◆ **YOUR INSTRUCTIONS**: Sort through the data and copy the lines holding the word "Annual".

Stored records:

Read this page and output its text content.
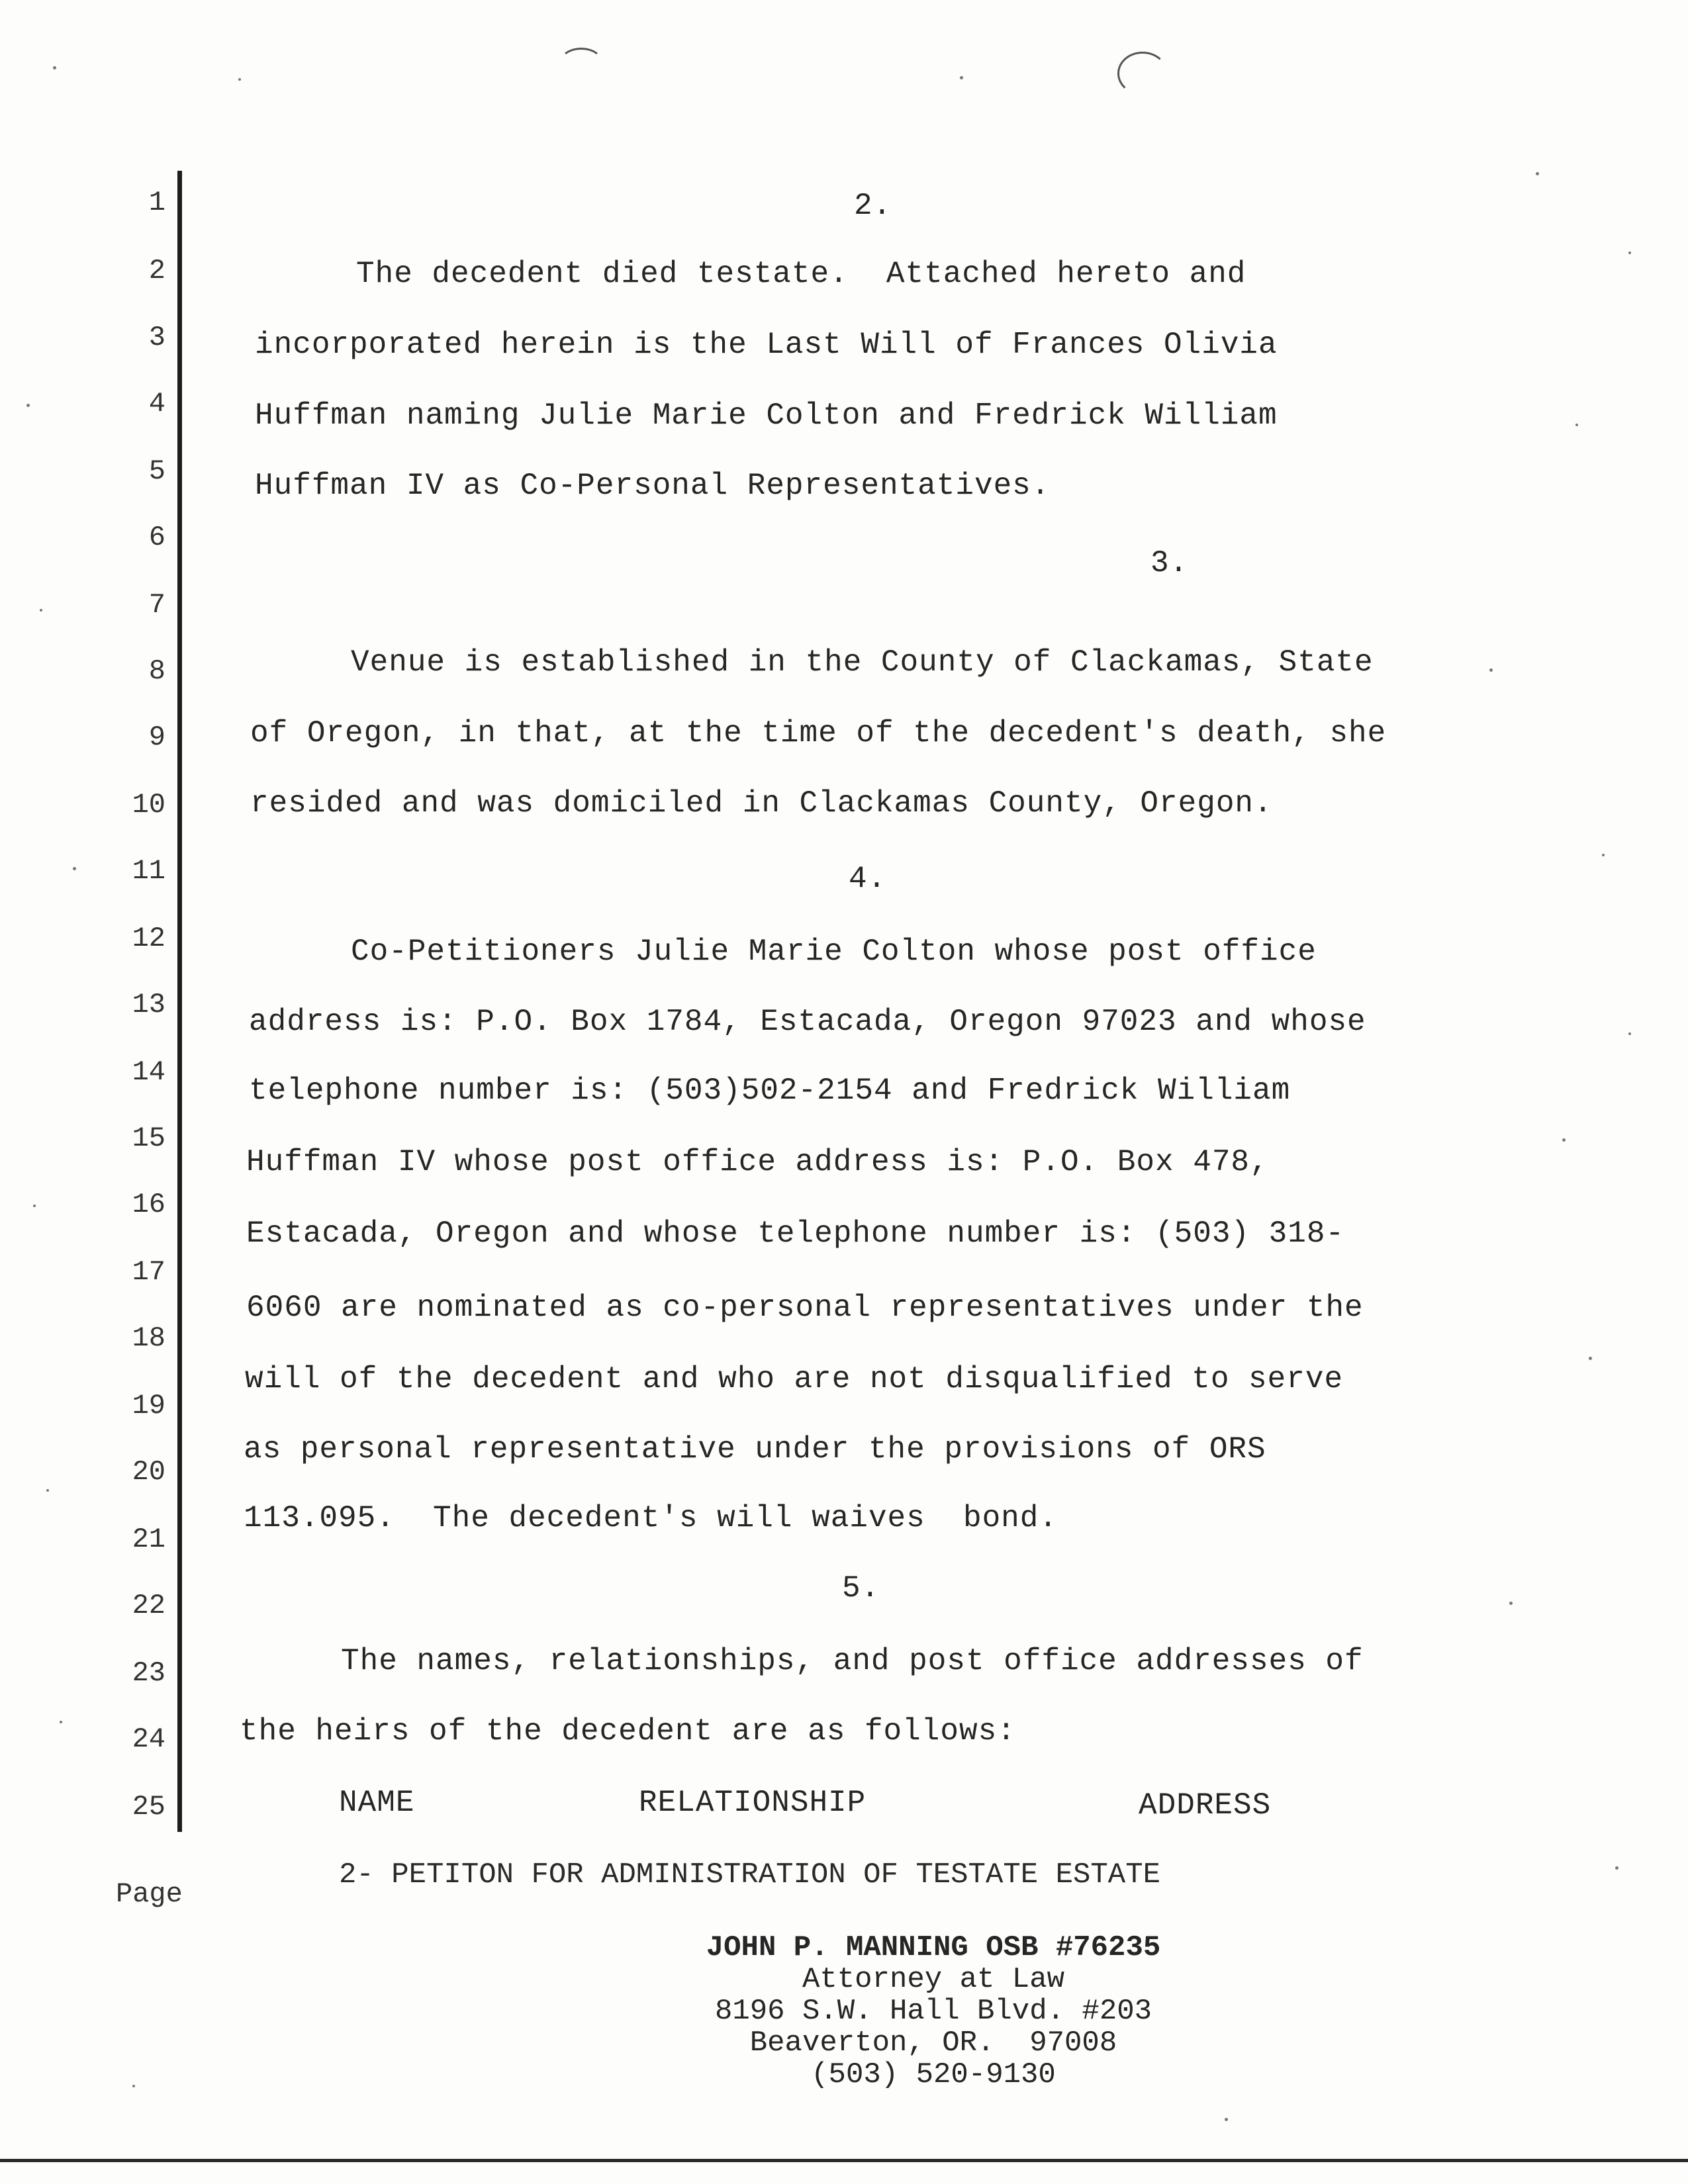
1
2
3
4
5
6
7
8
9
10
11
12
13
14
15
16
17
18
19
20
21
22
23
24
25
Page
2.
The decedent died testate.  Attached hereto and
incorporated herein is the Last Will of Frances Olivia
Huffman naming Julie Marie Colton and Fredrick William
Huffman IV as Co-Personal Representatives.
3.
Venue is established in the County of Clackamas, State
of Oregon, in that, at the time of the decedent's death, she
resided and was domiciled in Clackamas County, Oregon.
4.
Co-Petitioners Julie Marie Colton whose post office
address is: P.O. Box 1784, Estacada, Oregon 97023 and whose
telephone number is: (503)502-2154 and Fredrick William
Huffman IV whose post office address is: P.O. Box 478,
Estacada, Oregon and whose telephone number is: (503) 318-
6060 are nominated as co-personal representatives under the
will of the decedent and who are not disqualified to serve
as personal representative under the provisions of ORS
113.095.  The decedent's will waives  bond.
5.
The names, relationships, and post office addresses of
the heirs of the decedent are as follows:
NAME	RELATIONSHIP	ADDRESS
2- PETITON FOR ADMINISTRATION OF TESTATE ESTATE
JOHN P. MANNING OSB #76235
Attorney at Law
8196 S.W. Hall Blvd. #203
Beaverton, OR.  97008
(503) 520-9130
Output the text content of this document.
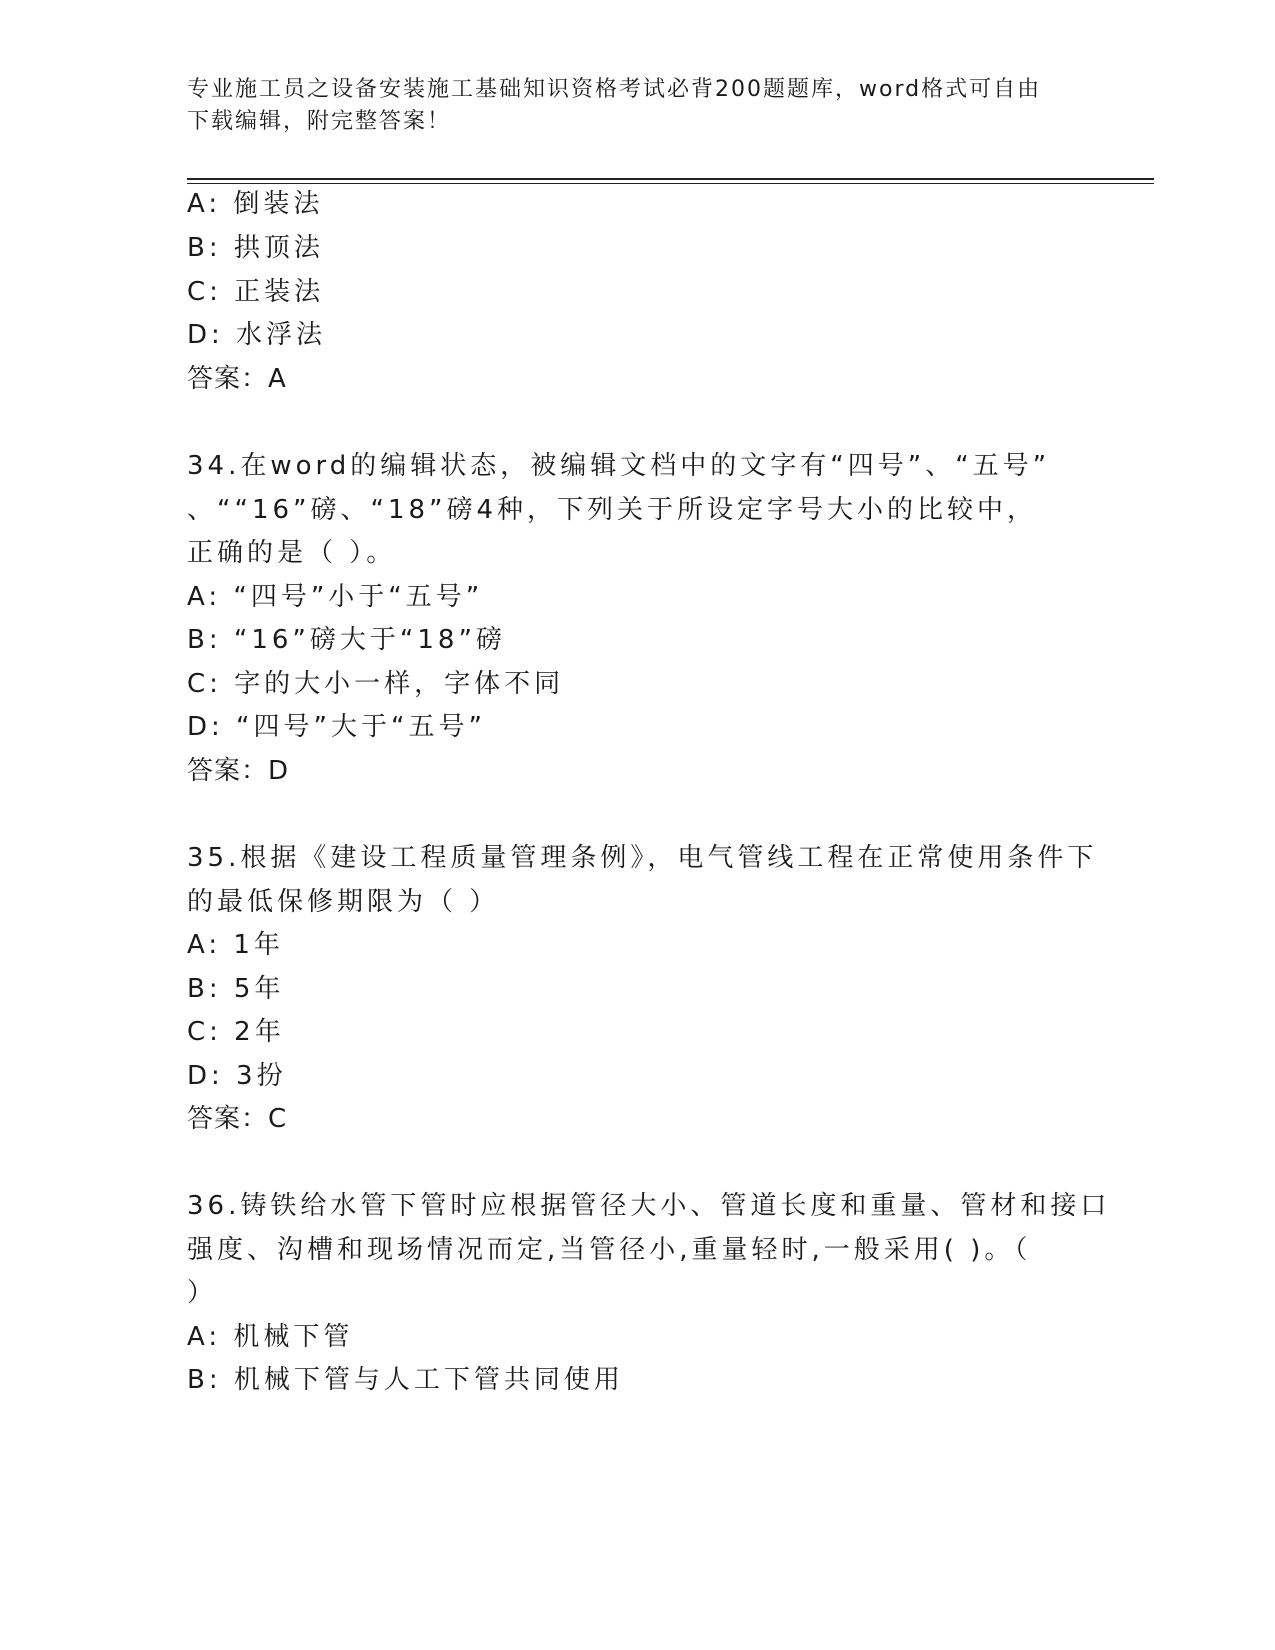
专业施工员之设备安装施工基础知识资格考试必背200题题库，word格式可自由
下载编辑，附完整答案！
A: 倒装法
B: 拱顶法
C: 正装法
D: 水浮法
答案：A
34.在word的编辑状态，被编辑文档中的文字有“四号”、“五号”
、““16”磅、“18”磅4种，下列关于所设定字号大小的比较中，
正确的是（ ）。
A: “四号”小于“五号”
B: “16”磅大于“18”磅
C: 字的大小一样，字体不同
D: “四号”大于“五号”
答案：D
35.根据《建设工程质量管理条例》，电气管线工程在正常使用条件下
的最低保修期限为（ ）
A: 1年
B: 5年
C: 2年
D: 3扮
答案：C
36.铸铁给水管下管时应根据管径大小、管道长度和重量、管材和接口
强度、沟槽和现场情况而定,当管径小,重量轻时,一般采用( )。（
）
A: 机械下管
B: 机械下管与人工下管共同使用
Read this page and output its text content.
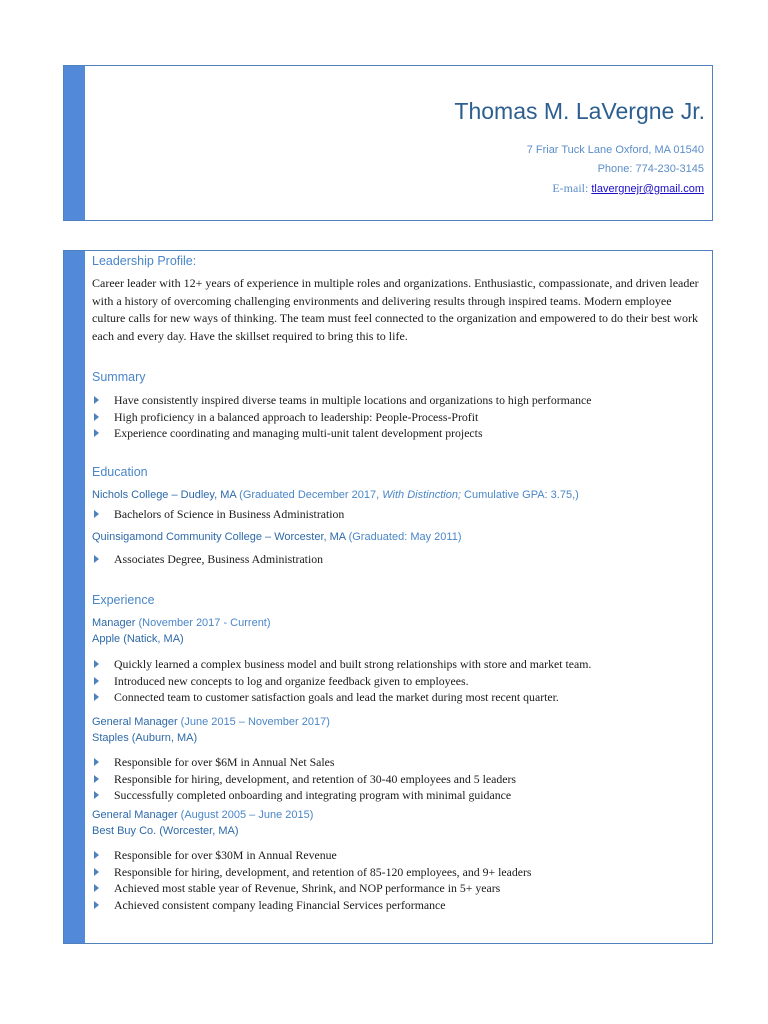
Thomas M. LaVergne Jr.
7 Friar Tuck Lane Oxford, MA 01540
Phone: 774-230-3145
E-mail: tlavergnejr@gmail.com
Leadership Profile:
Career leader with 12+ years of experience in multiple roles and organizations. Enthusiastic, compassionate, and driven leader with a history of overcoming challenging environments and delivering results through inspired teams. Modern employee culture calls for new ways of thinking. The team must feel connected to the organization and empowered to do their best work each and every day. Have the skillset required to bring this to life.
Summary
Have consistently inspired diverse teams in multiple locations and organizations to high performance
High proficiency in a balanced approach to leadership: People-Process-Profit
Experience coordinating and managing multi-unit talent development projects
Education
Nichols College – Dudley, MA (Graduated December 2017, With Distinction; Cumulative GPA: 3.75,)
Bachelors of Science in Business Administration
Quinsigamond Community College – Worcester, MA (Graduated: May 2011)
Associates Degree, Business Administration
Experience
Manager (November 2017 - Current)
Apple (Natick, MA)
Quickly learned a complex business model and built strong relationships with store and market team.
Introduced new concepts to log and organize feedback given to employees.
Connected team to customer satisfaction goals and lead the market during most recent quarter.
General Manager (June 2015 – November 2017)
Staples (Auburn, MA)
Responsible for over $6M in Annual Net Sales
Responsible for hiring, development, and retention of 30-40 employees and 5 leaders
Successfully completed onboarding and integrating program with minimal guidance
General Manager (August 2005 – June 2015)
Best Buy Co. (Worcester, MA)
Responsible for over $30M in Annual Revenue
Responsible for hiring, development, and retention of 85-120 employees, and 9+ leaders
Achieved most stable year of Revenue, Shrink, and NOP performance in 5+ years
Achieved consistent company leading Financial Services performance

◆ **COMPLETE ANSWER**:
Responsible for over $6M in Annual Net Sales
Responsible for over $30M in Annual Revenue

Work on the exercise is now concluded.